## ITEMS

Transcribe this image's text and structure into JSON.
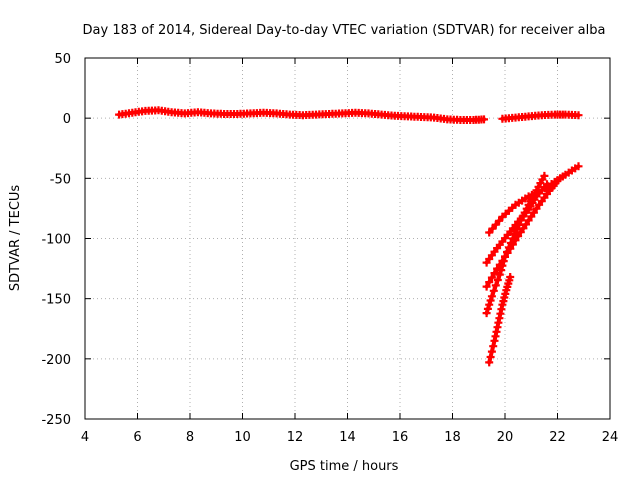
{
  "chart_data": {
    "type": "scatter",
    "title": "Day 183 of 2014, Sidereal Day-to-day VTEC variation (SDTVAR) for receiver alba",
    "xlabel": "GPS time / hours",
    "ylabel": "SDTVAR / TECUs",
    "xlim": [
      4,
      24
    ],
    "ylim": [
      -250,
      50
    ],
    "xticks": [
      4,
      6,
      8,
      10,
      12,
      14,
      16,
      18,
      20,
      22,
      24
    ],
    "yticks": [
      -250,
      -200,
      -150,
      -100,
      -50,
      0,
      50
    ],
    "grid": true,
    "color": "#ff0000",
    "series": [
      {
        "name": "main-arc",
        "points": [
          [
            5.3,
            3
          ],
          [
            5.8,
            4.5
          ],
          [
            6.3,
            6
          ],
          [
            6.8,
            6.5
          ],
          [
            7.3,
            5
          ],
          [
            7.8,
            4
          ],
          [
            8.3,
            5
          ],
          [
            8.8,
            4
          ],
          [
            9.3,
            3.5
          ],
          [
            9.8,
            3.5
          ],
          [
            10.3,
            4
          ],
          [
            10.8,
            4.5
          ],
          [
            11.3,
            4
          ],
          [
            11.8,
            3
          ],
          [
            12.3,
            2.5
          ],
          [
            12.8,
            3
          ],
          [
            13.3,
            3.5
          ],
          [
            13.8,
            4
          ],
          [
            14.3,
            4.5
          ],
          [
            14.8,
            4
          ],
          [
            15.3,
            3
          ],
          [
            15.8,
            2
          ],
          [
            16.3,
            1.5
          ],
          [
            16.8,
            1
          ],
          [
            17.3,
            0.5
          ],
          [
            17.8,
            -1
          ],
          [
            18.3,
            -1.5
          ],
          [
            18.8,
            -1.5
          ],
          [
            19.2,
            -1
          ]
        ]
      },
      {
        "name": "late-arc",
        "points": [
          [
            19.9,
            -0.5
          ],
          [
            20.4,
            0.5
          ],
          [
            20.9,
            1.5
          ],
          [
            21.4,
            2.5
          ],
          [
            21.9,
            3
          ],
          [
            22.3,
            3
          ],
          [
            22.8,
            2.5
          ]
        ]
      },
      {
        "name": "track-a",
        "points": [
          [
            19.4,
            -95
          ],
          [
            19.9,
            -82
          ],
          [
            20.4,
            -72
          ],
          [
            20.9,
            -65
          ],
          [
            21.4,
            -60
          ],
          [
            21.9,
            -53
          ],
          [
            22.3,
            -47
          ],
          [
            22.8,
            -40
          ]
        ]
      },
      {
        "name": "track-b",
        "points": [
          [
            19.3,
            -120
          ],
          [
            19.7,
            -108
          ],
          [
            20.1,
            -97
          ],
          [
            20.5,
            -86
          ],
          [
            20.9,
            -76
          ],
          [
            21.2,
            -65
          ],
          [
            21.6,
            -55
          ]
        ]
      },
      {
        "name": "track-c",
        "points": [
          [
            19.3,
            -140
          ],
          [
            19.7,
            -125
          ],
          [
            20.1,
            -112
          ],
          [
            20.5,
            -98
          ],
          [
            20.9,
            -85
          ],
          [
            21.3,
            -72
          ],
          [
            21.7,
            -60
          ],
          [
            22.0,
            -52
          ]
        ]
      },
      {
        "name": "track-d",
        "points": [
          [
            19.3,
            -162
          ],
          [
            19.5,
            -148
          ],
          [
            19.8,
            -130
          ],
          [
            20.0,
            -115
          ],
          [
            20.3,
            -100
          ],
          [
            20.6,
            -85
          ],
          [
            20.9,
            -72
          ],
          [
            21.2,
            -60
          ],
          [
            21.5,
            -48
          ]
        ]
      },
      {
        "name": "track-e",
        "points": [
          [
            19.4,
            -203
          ],
          [
            19.6,
            -185
          ],
          [
            19.75,
            -170
          ],
          [
            19.9,
            -155
          ],
          [
            20.05,
            -143
          ],
          [
            20.2,
            -132
          ]
        ]
      }
    ]
  }
}
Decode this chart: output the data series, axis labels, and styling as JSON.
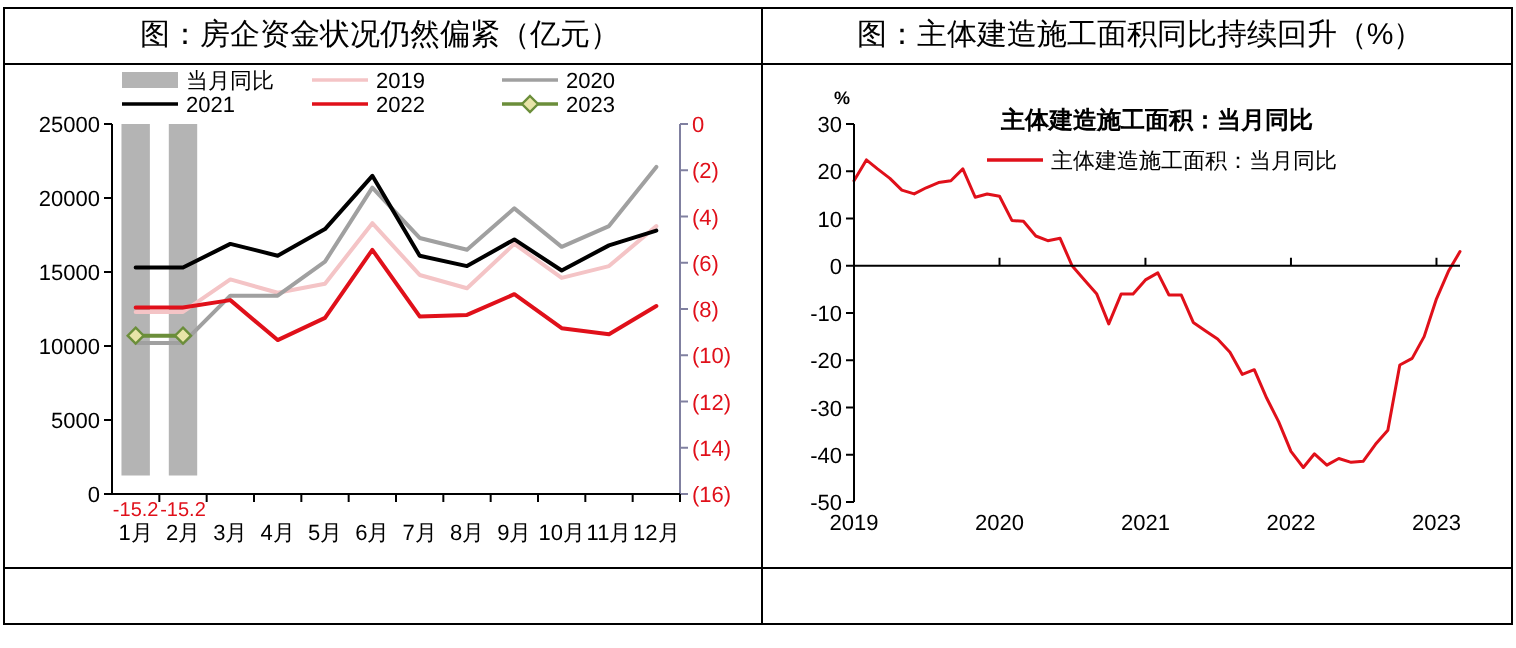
{
  "chart_data": [
    {
      "type": "line",
      "title": "图：房企资金状况仍然偏紧（亿元）",
      "categories": [
        "1月",
        "2月",
        "3月",
        "4月",
        "5月",
        "6月",
        "7月",
        "8月",
        "9月",
        "10月",
        "11月",
        "12月"
      ],
      "series": [
        {
          "name": "当月同比",
          "type": "bar",
          "axis": "y2",
          "color": "#b4b4b4",
          "values": [
            -15.2,
            -15.2,
            null,
            null,
            null,
            null,
            null,
            null,
            null,
            null,
            null,
            null
          ],
          "value_labels": [
            "-15.2",
            "-15.2",
            null,
            null,
            null,
            null,
            null,
            null,
            null,
            null,
            null,
            null
          ]
        },
        {
          "name": "2019",
          "color": "#f4c4c6",
          "values": [
            12300,
            12300,
            14500,
            13600,
            14200,
            18300,
            14800,
            13900,
            16900,
            14600,
            15400,
            18100
          ]
        },
        {
          "name": "2020",
          "color": "#a0a0a0",
          "values": [
            10200,
            10200,
            13400,
            13400,
            15700,
            20700,
            17300,
            16500,
            19300,
            16700,
            18100,
            22100
          ]
        },
        {
          "name": "2021",
          "color": "#000000",
          "values": [
            15300,
            15300,
            16900,
            16100,
            17900,
            21500,
            16100,
            15400,
            17200,
            15100,
            16800,
            17800
          ]
        },
        {
          "name": "2022",
          "color": "#e0101a",
          "values": [
            12600,
            12600,
            13100,
            10400,
            11900,
            16500,
            12000,
            12100,
            13500,
            11200,
            10800,
            12700
          ]
        },
        {
          "name": "2023",
          "color": "#6b8e3a",
          "marker": "diamond",
          "values": [
            10700,
            10700,
            null,
            null,
            null,
            null,
            null,
            null,
            null,
            null,
            null,
            null
          ]
        }
      ],
      "ylim": [
        0,
        25000
      ],
      "yticks": [
        0,
        5000,
        10000,
        15000,
        20000,
        25000
      ],
      "y2lim": [
        -16,
        0
      ],
      "y2ticks": [
        {
          "value": -16,
          "label": "(16)"
        },
        {
          "value": -14,
          "label": "(14)"
        },
        {
          "value": -12,
          "label": "(12)"
        },
        {
          "value": -10,
          "label": "(10)"
        },
        {
          "value": -8,
          "label": "(8)"
        },
        {
          "value": -6,
          "label": "(6)"
        },
        {
          "value": -4,
          "label": "(4)"
        },
        {
          "value": -2,
          "label": "(2)"
        },
        0
      ],
      "legend": "top",
      "grid": false
    },
    {
      "type": "line",
      "title": "图：主体建造施工面积同比持续回升（%）",
      "subtitle": "主体建造施工面积：当月同比",
      "ylabel": "%",
      "x": [
        "2019-01",
        "2019-02",
        "2019-03",
        "2019-04",
        "2019-05",
        "2019-06",
        "2019-07",
        "2019-08",
        "2019-09",
        "2019-10",
        "2019-11",
        "2019-12",
        "2020-01",
        "2020-02",
        "2020-03",
        "2020-04",
        "2020-05",
        "2020-06",
        "2020-07",
        "2020-08",
        "2020-09",
        "2020-10",
        "2020-11",
        "2020-12",
        "2021-01",
        "2021-02",
        "2021-03",
        "2021-04",
        "2021-05",
        "2021-06",
        "2021-07",
        "2021-08",
        "2021-09",
        "2021-10",
        "2021-11",
        "2021-12",
        "2022-01",
        "2022-02",
        "2022-03",
        "2022-04",
        "2022-05",
        "2022-06",
        "2022-07",
        "2022-08",
        "2022-09",
        "2022-10",
        "2022-11",
        "2022-12",
        "2023-01",
        "2023-02",
        "2023-03"
      ],
      "series": [
        {
          "name": "主体建造施工面积：当月同比",
          "color": "#e0101a",
          "values": [
            18,
            22.4,
            20.5,
            18.5,
            16,
            15.2,
            16.5,
            17.6,
            18,
            20.5,
            14.5,
            15.2,
            14.7,
            9.6,
            9.4,
            6.3,
            5.3,
            5.8,
            0,
            -3,
            -6,
            -12.3,
            -6,
            -6,
            -3,
            -1.5,
            -6.2,
            -6.2,
            -12,
            -13.8,
            -15.5,
            -18.3,
            -23,
            -22,
            -28,
            -33,
            -39.3,
            -42.7,
            -39.8,
            -42.2,
            -40.8,
            -41.6,
            -41.4,
            -37.8,
            -34.8,
            -21,
            -19.6,
            -15,
            -7,
            -1,
            3
          ]
        }
      ],
      "xlim": [
        "2019-01",
        "2023-03"
      ],
      "xticks": [
        "2019",
        "2020",
        "2021",
        "2022",
        "2023"
      ],
      "ylim": [
        -50,
        30
      ],
      "yticks": [
        -50,
        -40,
        -30,
        -20,
        -10,
        0,
        10,
        20,
        30
      ],
      "ref_lines": [
        {
          "axis": "y",
          "value": 0,
          "color": "#000000"
        }
      ],
      "legend": "top",
      "grid": false
    }
  ]
}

## PROBLEM REQUIREMENTS
Look through the data and gather every line with the string "axis" in it.

## COMPLETE OUTPUT
Decode this chart: output the data series, axis labels, and styling as JSON.
          "axis": "y2",
          "axis": "y",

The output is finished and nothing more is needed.